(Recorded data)
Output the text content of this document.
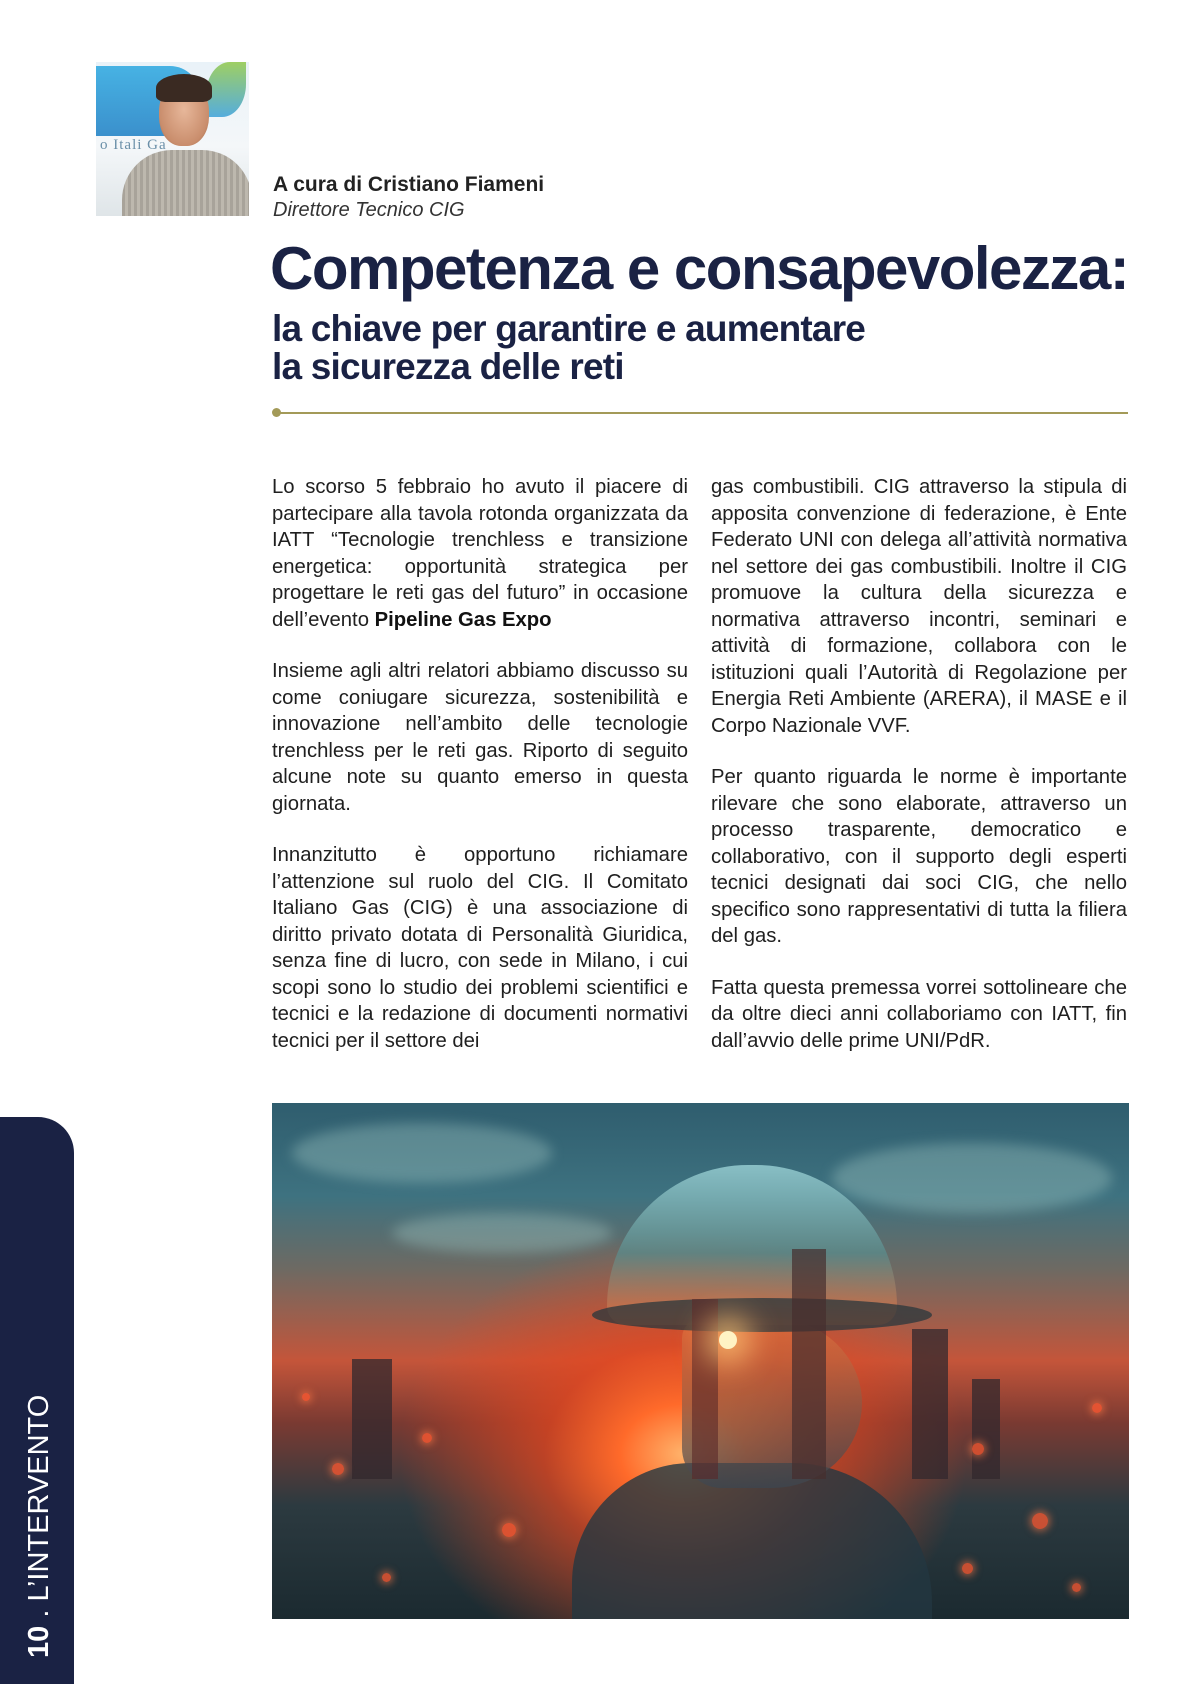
o Itali Ga

A cura di Cristiano Fiameni

Direttore Tecnico CIG

Competenza e consapevolezza:
la chiave per garantire e aumentare
la sicurezza delle reti

Lo scorso 5 febbraio ho avuto il piacere di partecipare alla tavola rotonda organizzata da IATT “Tecnologie trenchless e transizione energetica: opportunità strategica per progettare le reti gas del futuro” in occasione dell’evento Pipeline Gas Expo

Insieme agli altri relatori abbiamo discusso su come coniugare sicurezza, sostenibilità e innovazione nell’ambito delle tecnologie trenchless per le reti gas. Riporto di seguito alcune note su quanto emerso in questa giornata.

Innanzitutto è opportuno richiamare l’attenzione sul ruolo del CIG. Il Comitato Italiano Gas (CIG) è una associazione di diritto privato dotata di Personalità Giuridica, senza fine di lucro, con sede in Milano, i cui scopi sono lo studio dei problemi scientifici e tecnici e la redazione di documenti normativi tecnici per il settore dei

gas combustibili. CIG attraverso la stipula di apposita convenzione di federazione, è Ente Federato UNI con delega all’attività normativa nel settore dei gas combustibili. Inoltre il CIG promuove la cultura della sicurezza e normativa attraverso incontri, seminari e attività di formazione, collabora con le istituzioni quali l’Autorità di Regolazione per Energia Reti Ambiente (ARERA), il MASE e il Corpo Nazionale VVF.

Per quanto riguarda le norme è importante rilevare che sono elaborate, attraverso un processo trasparente, democratico e collaborativo, con il supporto degli esperti tecnici designati dai soci CIG, che nello specifico sono rappresentativi di tutta la filiera del gas.

Fatta questa premessa vorrei sottolineare che da oltre dieci anni collaboriamo con IATT, fin dall’avvio delle prime UNI/PdR.

10 . L’INTERVENTO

• [Short task]: Restate the records above in full, word for word. Keep pictures out.

• [Output of the exercise]:
Output the text content of this document.
o Itali Ga

A cura di Cristiano Fiameni

Direttore Tecnico CIG

Competenza e consapevolezza:
la chiave per garantire e aumentare
la sicurezza delle reti

Lo scorso 5 febbraio ho avuto il piacere di partecipare alla tavola rotonda organizzata da IATT “Tecnologie trenchless e transizione energetica: opportunità strategica per progettare le reti gas del futuro” in occasione dell’evento Pipeline Gas Expo

Insieme agli altri relatori abbiamo discusso su come coniugare sicurezza, sostenibilità e innovazione nell’ambito delle tecnologie trenchless per le reti gas. Riporto di seguito alcune note su quanto emerso in questa giornata.

Innanzitutto è opportuno richiamare l’attenzione sul ruolo del CIG. Il Comitato Italiano Gas (CIG) è una associazione di diritto privato dotata di Personalità Giuridica, senza fine di lucro, con sede in Milano, i cui scopi sono lo studio dei problemi scientifici e tecnici e la redazione di documenti normativi tecnici per il settore dei

gas combustibili. CIG attraverso la stipula di apposita convenzione di federazione, è Ente Federato UNI con delega all’attività normativa nel settore dei gas combustibili. Inoltre il CIG promuove la cultura della sicurezza e normativa attraverso incontri, seminari e attività di formazione, collabora con le istituzioni quali l’Autorità di Regolazione per Energia Reti Ambiente (ARERA), il MASE e il Corpo Nazionale VVF.

Per quanto riguarda le norme è importante rilevare che sono elaborate, attraverso un processo trasparente, democratico e collaborativo, con il supporto degli esperti tecnici designati dai soci CIG, che nello specifico sono rappresentativi di tutta la filiera del gas.

Fatta questa premessa vorrei sottolineare che da oltre dieci anni collaboriamo con IATT, fin dall’avvio delle prime UNI/PdR.

10 . L’INTERVENTO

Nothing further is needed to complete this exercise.